Excerpted records:
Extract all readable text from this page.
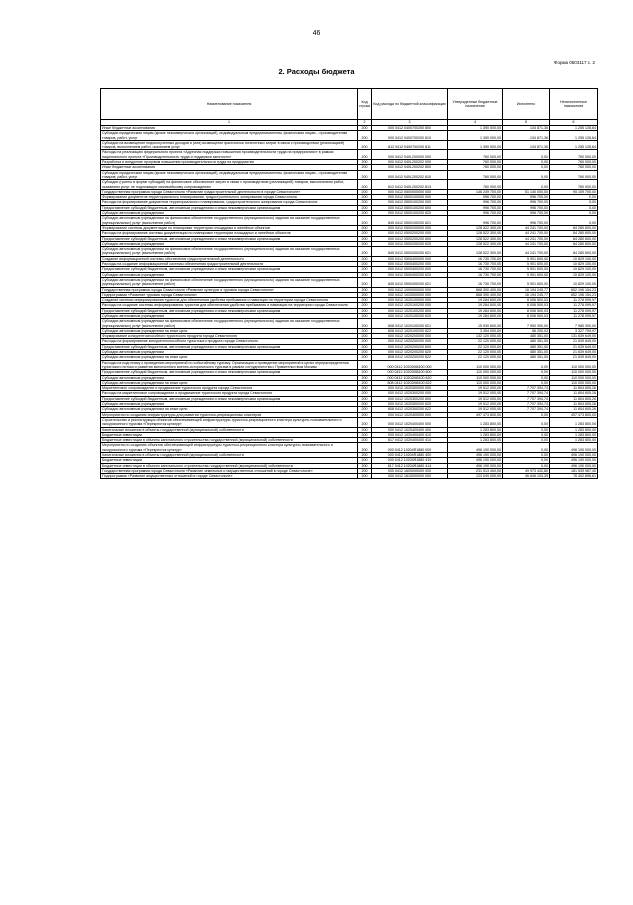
46
Форма 0503117 с. 2
2. Расходы бюджета
Наименование показателя	Код строки	Код расхода по бюджетной классификации	Утвержденные бюджетные назначения	Исполнено	Неисполненные назначения
1	2	3	4	5	6
Иные бюджетные ассигнования	200	000 0412 0400700200 800	1 390 000,00	134 871,36	1 255 128,64
Субсидии юридическим лицам (кроме некоммерческих организаций), индивидуальным предпринимателям, физическим лицам – производителям товаров, работ, услуг	200	000 0412 0400700200 810	1 390 000,00	134 871,36	1 255 128,64
Субсидии на возмещение недополученных доходов и (или) возмещение фактически понесенных затрат в связи с производством (реализацией) товаров, выполнением работ, оказанием услуг	200	812 0412 0400700200 811	1 390 000,00	134 871,36	1 255 128,64
Расходы на реализацию федерального проекта «Адресная поддержка повышения производительности труда на предприятиях» в рамках национального проекта «Производительность труда и поддержка занятости»	200	000 0412 040L200000 000	760 000,00	0,00	760 000,00
Разработка и внедрение программ повышения производительности труда на предприятии	200	000 0412 040L200202 000	760 000,00	0,00	760 000,00
Иные бюджетные ассигнования	200	000 0412 040L200202 800	760 000,00	0,00	760 000,00
Субсидии юридическим лицам (кроме некоммерческих организаций), индивидуальным предпринимателям, физическим лицам – производителям товаров, работ, услуг	200	000 0412 040L200202 810	760 000,00	0,00	760 000,00
Субсидии (гранты в форме субсидий) на финансовое обеспечение затрат в связи с производством (реализацией) товаров, выполнением работ, оказанием услуг, не подлежащие казначейскому сопровождению	200	812 0412 040L200202 813	760 000,00	0,00	760 000,00
Государственная программа города Севастополя «Развитие градостроительной деятельности в городе Севастополе»	200	000 0412 0500000000 000	146 249 700,00	51 140 000,00	95 109 700,00
Формирование документов территориального планирования, градостроительного зонирования города Севастополя	200	000 0412 0500100000 000	996 700,00	996 700,00	0,00
Расходы на формирование документов территориального планирования, градостроительного зонирования города Севастополя	200	000 0412 0500100200 000	996 700,00	996 700,00	0,00
Предоставление субсидий бюджетным, автономным учреждениям и иным некоммерческим организациям	200	000 0412 0500100200 600	996 700,00	996 700,00	0,00
Субсидии автономным учреждениям	200	000 0412 0500100200 620	996 700,00	996 700,00	0,00
Субсидии автономным учреждениям на финансовое обеспечение государственного (муниципального) задания на оказание государственных (муниципальных) услуг (выполнение работ)	200	845 0412 0500100200 621	996 700,00	996 700,00	0,00
Формирование системы документации по планировке территории площадных и линейных объектов	200	000 0412 0500200000 000	128 522 300,00	44 241 700,00	84 280 600,00
Расходы на формирование системы документации по планировке территории площадных и линейных объектов	200	000 0412 0500200200 000	128 522 300,00	44 241 700,00	84 280 600,00
Предоставление субсидий бюджетным, автономным учреждениям и иным некоммерческим организациям	200	000 0412 0500200200 600	128 522 300,00	44 241 700,00	84 280 600,00
Субсидии автономным учреждениям	200	000 0412 0500200200 620	128 522 300,00	44 241 700,00	84 280 600,00
Субсидии автономным учреждениям на финансовое обеспечение государственного (муниципального) задания на оказание государственных (муниципальных) услуг (выполнение работ)	200	845 0412 0500200200 621	128 522 300,00	44 241 700,00	84 280 600,00
Создание информационной системы обеспечения градостроительной деятельности	200	000 0412 0500400000 000	16 730 700,00	5 901 600,00	10 829 100,00
Расходы на создание информационной системы обеспечения градостроительной деятельности	200	000 0412 0500400200 000	16 730 700,00	5 901 600,00	10 829 100,00
Предоставление субсидий бюджетным, автономным учреждениям и иным некоммерческим организациям	200	000 0412 0500400200 600	16 730 700,00	5 901 600,00	10 829 100,00
Субсидии автономным учреждениям	200	000 0412 0500400200 620	16 730 700,00	5 901 600,00	10 829 100,00
Субсидии автономным учреждениям на финансовое обеспечение государственного (муниципального) задания на оказание государственных (муниципальных) услуг (выполнение работ)	200	845 0412 0500400200 621	16 730 700,00	5 901 600,00	10 829 100,00
Государственная программа города Севастополя «Развитие культуры и туризма города Севастополя»	200	000 0412 1000000000 000	668 390 400,00	16 194 245,77	652 196 154,23
Подпрограмма «Развитие туризма города Севастополя»	200	000 0412 1020000000 000	668 390 400,00	16 194 245,77	652 196 154,23
Создание системы информирования туристов для обеспечения удобства пребывания и навигации на территории города Севастополя	200	000 0412 1020100000 000	19 284 600,00	8 006 500,03	11 278 099,97
Расходы на создание системы информирования туристов для обеспечения удобства пребывания и навигации на территории города Севастополя	200	000 0412 1020100200 000	19 284 600,00	8 006 500,03	11 278 099,97
Предоставление субсидий бюджетным, автономным учреждениям и иным некоммерческим организациям	200	000 0412 1020100200 600	19 284 600,00	8 006 500,03	11 278 099,97
Субсидии автономным учреждениям	200	000 0412 1020100200 620	19 284 600,00	8 006 500,03	11 278 099,97
Субсидии автономным учреждениям на финансовое обеспечение государственного (муниципального) задания на оказание государственных (муниципальных) услуг (выполнение работ)	200	808 0412 1020100200 621	15 930 600,00	7 950 300,00	7 980 300,00
Субсидии автономным учреждениям на иные цели	200	808 0412 1020100200 622	3 354 000,00	56 200,03	3 327 799,97
Формирование конкурентоспособного туристского продукта города Севастополя	200	000 0412 1020200000 000	132 120 000,00	480 351,00	131 639 649,00
Расходы на формирование конкурентоспособного туристского продукта города Севастополя	200	000 0412 1020200200 000	22 120 000,00	480 351,00	21 639 649,00
Предоставление субсидий бюджетным, автономным учреждениям и иным некоммерческим организациям	200	000 0412 1020200200 600	22 120 000,00	480 351,00	21 639 649,00
Субсидии автономным учреждениям	200	000 0412 1020200200 620	22 120 000,00	480 351,00	21 639 649,00
Субсидии автономным учреждениям на иные цели	200	808 0412 1020200200 622	22 120 000,00	480 351,00	21 639 649,00
Расходы на подготовку к проведению мероприятий по событийному туризму. Организация и проведение мероприятий в целях перераспределения туристского потока и развития всесезонного военно-исторического туризма в рамках сотрудничества с Правительством Москвы	200	000 0412 10202M8100 000	110 000 000,00	0,00	110 000 000,00
Предоставление субсидий бюджетным, автономным учреждениям и иным некоммерческим организациям	200	000 0412 10202M8100 600	110 000 000,00	0,00	110 000 000,00
Субсидии автономным учреждениям	200	000 0412 10202M8100 620	110 000 000,00	0,00	110 000 000,00
Субсидии автономным учреждениям на иные цели	200	808 0412 10202M8100 622	110 000 000,00	0,00	110 000 000,00
Маркетинговое сопровождение и продвижение туристского продукта города Севастополя	200	000 0412 1020300000 000	19 512 000,00	7 707 394,74	11 804 605,26
Расходы на маркетинговое сопровождение и продвижение туристского продукта города Севастополя	200	000 0412 1020300200 000	19 512 000,00	7 707 394,74	11 804 605,26
Предоставление субсидий бюджетным, автономным учреждениям и иным некоммерческим организациям	200	000 0412 1020300200 600	19 512 000,00	7 707 394,74	11 804 605,26
Субсидии автономным учреждениям	200	000 0412 1020300200 620	19 512 000,00	7 707 394,74	11 804 605,26
Субсидии автономным учреждениям на иные цели	200	808 0412 1020300200 622	19 512 000,00	7 707 394,74	11 804 605,26
Мероприятия по созданию инфраструктуры для развития туристско-рекреационных кластеров	200	000 0412 1020400000 000	497 473 800,00	0,00	497 473 800,00
Строительство и реконструкция объектов обеспечивающей инфраструктуры туристско-рекреационного кластера культурно-познавательного и экскурсионного туризма «Перекресток культур»	200	000 0412 1020400400 000	1 283 800,00	0,00	1 283 800,00
Капитальные вложения в объекты государственной (муниципальной) собственности	200	000 0412 1020400400 400	1 283 800,00	0,00	1 283 800,00
Бюджетные инвестиции	200	000 0412 1020400400 410	1 283 800,00	0,00	1 283 800,00
Бюджетные инвестиции в объекты капитального строительства государственной (муниципальной) собственности	200	817 0412 1020400400 414	1 283 800,00	0,00	1 283 800,00
Мероприятия по созданию объектов обеспечивающей инфраструктуры туристско-рекреационного кластера культурно-познавательного и экскурсионного туризма «Перекресток культур»	200	000 0412 10204R1880 000	496 190 000,00	0,00	496 190 000,00
Капитальные вложения в объекты государственной (муниципальной) собственности	200	000 0412 10204R1880 400	496 190 000,00	0,00	496 190 000,00
Бюджетные инвестиции	200	000 0412 10204R1880 410	496 190 000,00	0,00	496 190 000,00
Бюджетные инвестиции в объекты капитального строительства государственной (муниципальной) собственности	200	817 0412 10204R1880 414	496 190 000,00	0,00	496 190 000,00
Государственная программа города Севастополя «Развитие земельных и имущественных отношений в городе Севастополе»	200	000 0412 1600000000 000	231 513 400,00	49 973 432,80	181 539 967,40
Подпрограмма «Развитие имущественных отношений в городе Севастополе»	200	000 0412 1610000000 000	123 049 000,00	46 646 103,39	76 402 896,61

Exercise:
Collect the lines of the records that include the string "сопровождение".

Final result:
Маркетинговое сопровождение и продвижение туристского продукта города Севастополя	200	000 0412 1020300000 000	19 512 000,00	7 707 394,74	11 804 605,26
Расходы на маркетинговое сопровождение и продвижение туристского продукта города Севастополя	200	000 0412 1020300200 000	19 512 000,00	7 707 394,74	11 804 605,26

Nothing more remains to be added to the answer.